→ **Given instruction**
Extract the full set of records, then give each one again exactly.

→ **Data to process**
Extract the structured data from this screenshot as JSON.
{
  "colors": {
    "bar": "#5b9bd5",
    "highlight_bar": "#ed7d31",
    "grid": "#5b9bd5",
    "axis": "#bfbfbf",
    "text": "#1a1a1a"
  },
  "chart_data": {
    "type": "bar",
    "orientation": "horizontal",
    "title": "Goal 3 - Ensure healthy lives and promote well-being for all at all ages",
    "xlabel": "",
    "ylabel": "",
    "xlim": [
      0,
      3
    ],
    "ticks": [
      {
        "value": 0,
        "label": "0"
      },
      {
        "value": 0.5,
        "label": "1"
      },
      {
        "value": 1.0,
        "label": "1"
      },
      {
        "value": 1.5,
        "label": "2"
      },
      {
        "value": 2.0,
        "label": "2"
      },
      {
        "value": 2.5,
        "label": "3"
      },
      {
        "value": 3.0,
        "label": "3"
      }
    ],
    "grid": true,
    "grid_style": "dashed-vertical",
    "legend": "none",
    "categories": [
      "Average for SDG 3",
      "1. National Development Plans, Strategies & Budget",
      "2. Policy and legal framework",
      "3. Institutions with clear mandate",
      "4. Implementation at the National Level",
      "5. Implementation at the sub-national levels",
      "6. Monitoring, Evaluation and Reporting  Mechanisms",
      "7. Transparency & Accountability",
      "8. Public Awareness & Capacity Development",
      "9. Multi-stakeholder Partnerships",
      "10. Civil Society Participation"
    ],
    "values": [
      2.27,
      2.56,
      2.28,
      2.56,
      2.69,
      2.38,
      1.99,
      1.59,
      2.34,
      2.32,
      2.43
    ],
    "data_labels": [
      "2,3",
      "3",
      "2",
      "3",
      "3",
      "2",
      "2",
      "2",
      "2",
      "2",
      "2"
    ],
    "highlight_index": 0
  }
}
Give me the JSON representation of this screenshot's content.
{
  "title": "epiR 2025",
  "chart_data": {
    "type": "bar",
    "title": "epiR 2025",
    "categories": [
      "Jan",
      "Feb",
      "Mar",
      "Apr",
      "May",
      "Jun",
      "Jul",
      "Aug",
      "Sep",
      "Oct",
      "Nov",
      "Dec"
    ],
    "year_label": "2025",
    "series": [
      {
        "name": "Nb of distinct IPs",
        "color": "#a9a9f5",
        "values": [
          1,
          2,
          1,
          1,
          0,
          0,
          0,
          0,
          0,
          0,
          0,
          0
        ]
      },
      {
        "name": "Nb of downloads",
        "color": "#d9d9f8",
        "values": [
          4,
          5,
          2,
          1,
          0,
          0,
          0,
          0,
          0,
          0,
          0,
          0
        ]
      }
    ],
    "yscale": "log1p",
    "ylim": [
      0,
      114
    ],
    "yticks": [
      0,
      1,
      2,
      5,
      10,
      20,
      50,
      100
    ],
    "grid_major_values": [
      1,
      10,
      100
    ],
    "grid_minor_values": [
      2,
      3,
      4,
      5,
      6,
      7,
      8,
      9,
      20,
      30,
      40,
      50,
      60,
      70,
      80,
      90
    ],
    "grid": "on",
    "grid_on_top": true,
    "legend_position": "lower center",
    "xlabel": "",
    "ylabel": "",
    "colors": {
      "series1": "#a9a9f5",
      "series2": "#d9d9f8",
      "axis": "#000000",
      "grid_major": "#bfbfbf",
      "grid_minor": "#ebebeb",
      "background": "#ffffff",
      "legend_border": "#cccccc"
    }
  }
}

→ **Task result**
Extract the structured data from this screenshot as JSON.
{
  "colors": {
    "bar": "#5b9bd5",
    "highlight_bar": "#ed7d31",
    "grid": "#5b9bd5",
    "axis": "#bfbfbf",
    "text": "#1a1a1a"
  },
  "chart_data": {
    "type": "bar",
    "orientation": "horizontal",
    "title": "Goal 3 - Ensure healthy lives and promote well-being for all at all ages",
    "xlabel": "",
    "ylabel": "",
    "xlim": [
      0,
      3
    ],
    "ticks": [
      {
        "value": 0,
        "label": "0"
      },
      {
        "value": 0.5,
        "label": "1"
      },
      {
        "value": 1.0,
        "label": "1"
      },
      {
        "value": 1.5,
        "label": "2"
      },
      {
        "value": 2.0,
        "label": "2"
      },
      {
        "value": 2.5,
        "label": "3"
      },
      {
        "value": 3.0,
        "label": "3"
      }
    ],
    "grid": true,
    "grid_style": "dashed-vertical",
    "legend": "none",
    "categories": [
      "Average for SDG 3",
      "1. National Development Plans, Strategies & Budget",
      "2. Policy and legal framework",
      "3. Institutions with clear mandate",
      "4. Implementation at the National Level",
      "5. Implementation at the sub-national levels",
      "6. Monitoring, Evaluation and Reporting  Mechanisms",
      "7. Transparency & Accountability",
      "8. Public Awareness & Capacity Development",
      "9. Multi-stakeholder Partnerships",
      "10. Civil Society Participation"
    ],
    "values": [
      2.27,
      2.56,
      2.28,
      2.56,
      2.69,
      2.38,
      1.99,
      1.59,
      2.34,
      2.32,
      2.43
    ],
    "data_labels": [
      "2,3",
      "3",
      "2",
      "3",
      "3",
      "2",
      "2",
      "2",
      "2",
      "2",
      "2"
    ],
    "highlight_index": 0
  }
}
Give me the JSON representation of this screenshot's content.
{
  "title": "epiR 2025",
  "chart_data": {
    "type": "bar",
    "title": "epiR 2025",
    "categories": [
      "Jan",
      "Feb",
      "Mar",
      "Apr",
      "May",
      "Jun",
      "Jul",
      "Aug",
      "Sep",
      "Oct",
      "Nov",
      "Dec"
    ],
    "year_label": "2025",
    "series": [
      {
        "name": "Nb of distinct IPs",
        "color": "#a9a9f5",
        "values": [
          1,
          2,
          1,
          1,
          0,
          0,
          0,
          0,
          0,
          0,
          0,
          0
        ]
      },
      {
        "name": "Nb of downloads",
        "color": "#d9d9f8",
        "values": [
          4,
          5,
          2,
          1,
          0,
          0,
          0,
          0,
          0,
          0,
          0,
          0
        ]
      }
    ],
    "yscale": "log1p",
    "ylim": [
      0,
      114
    ],
    "yticks": [
      0,
      1,
      2,
      5,
      10,
      20,
      50,
      100
    ],
    "grid_major_values": [
      1,
      10,
      100
    ],
    "grid_minor_values": [
      2,
      3,
      4,
      5,
      6,
      7,
      8,
      9,
      20,
      30,
      40,
      50,
      60,
      70,
      80,
      90
    ],
    "grid": "on",
    "grid_on_top": true,
    "legend_position": "lower center",
    "xlabel": "",
    "ylabel": "",
    "colors": {
      "series1": "#a9a9f5",
      "series2": "#d9d9f8",
      "axis": "#000000",
      "grid_major": "#bfbfbf",
      "grid_minor": "#ebebeb",
      "background": "#ffffff",
      "legend_border": "#cccccc"
    }
  }
}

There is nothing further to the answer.